- _Task requirements_
Give every line below again, exactly.
◇ ◇ ◇ ◇ ◇
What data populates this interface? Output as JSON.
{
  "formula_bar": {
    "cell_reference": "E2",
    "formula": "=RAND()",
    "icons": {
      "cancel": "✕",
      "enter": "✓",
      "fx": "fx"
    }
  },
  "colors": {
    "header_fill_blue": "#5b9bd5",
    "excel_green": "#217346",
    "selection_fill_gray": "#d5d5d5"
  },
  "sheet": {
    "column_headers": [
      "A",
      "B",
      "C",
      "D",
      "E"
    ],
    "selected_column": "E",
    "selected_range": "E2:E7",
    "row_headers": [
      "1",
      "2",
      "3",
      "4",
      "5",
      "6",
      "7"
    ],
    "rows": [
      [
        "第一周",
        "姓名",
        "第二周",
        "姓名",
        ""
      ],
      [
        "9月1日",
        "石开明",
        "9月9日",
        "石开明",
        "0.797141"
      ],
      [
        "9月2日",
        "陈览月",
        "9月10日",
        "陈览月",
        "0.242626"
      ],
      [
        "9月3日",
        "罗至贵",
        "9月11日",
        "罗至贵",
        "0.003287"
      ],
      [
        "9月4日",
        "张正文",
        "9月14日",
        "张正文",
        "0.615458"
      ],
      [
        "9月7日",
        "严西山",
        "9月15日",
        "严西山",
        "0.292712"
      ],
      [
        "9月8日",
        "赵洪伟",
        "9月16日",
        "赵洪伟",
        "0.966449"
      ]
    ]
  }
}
◇ ◇ ◇ ◇ ◇
- _Reply_
What data populates this interface? Output as JSON.
{
  "formula_bar": {
    "cell_reference": "E2",
    "formula": "=RAND()",
    "icons": {
      "cancel": "✕",
      "enter": "✓",
      "fx": "fx"
    }
  },
  "colors": {
    "header_fill_blue": "#5b9bd5",
    "excel_green": "#217346",
    "selection_fill_gray": "#d5d5d5"
  },
  "sheet": {
    "column_headers": [
      "A",
      "B",
      "C",
      "D",
      "E"
    ],
    "selected_column": "E",
    "selected_range": "E2:E7",
    "row_headers": [
      "1",
      "2",
      "3",
      "4",
      "5",
      "6",
      "7"
    ],
    "rows": [
      [
        "第一周",
        "姓名",
        "第二周",
        "姓名",
        ""
      ],
      [
        "9月1日",
        "石开明",
        "9月9日",
        "石开明",
        "0.797141"
      ],
      [
        "9月2日",
        "陈览月",
        "9月10日",
        "陈览月",
        "0.242626"
      ],
      [
        "9月3日",
        "罗至贵",
        "9月11日",
        "罗至贵",
        "0.003287"
      ],
      [
        "9月4日",
        "张正文",
        "9月14日",
        "张正文",
        "0.615458"
      ],
      [
        "9月7日",
        "严西山",
        "9月15日",
        "严西山",
        "0.292712"
      ],
      [
        "9月8日",
        "赵洪伟",
        "9月16日",
        "赵洪伟",
        "0.966449"
      ]
    ]
  }
}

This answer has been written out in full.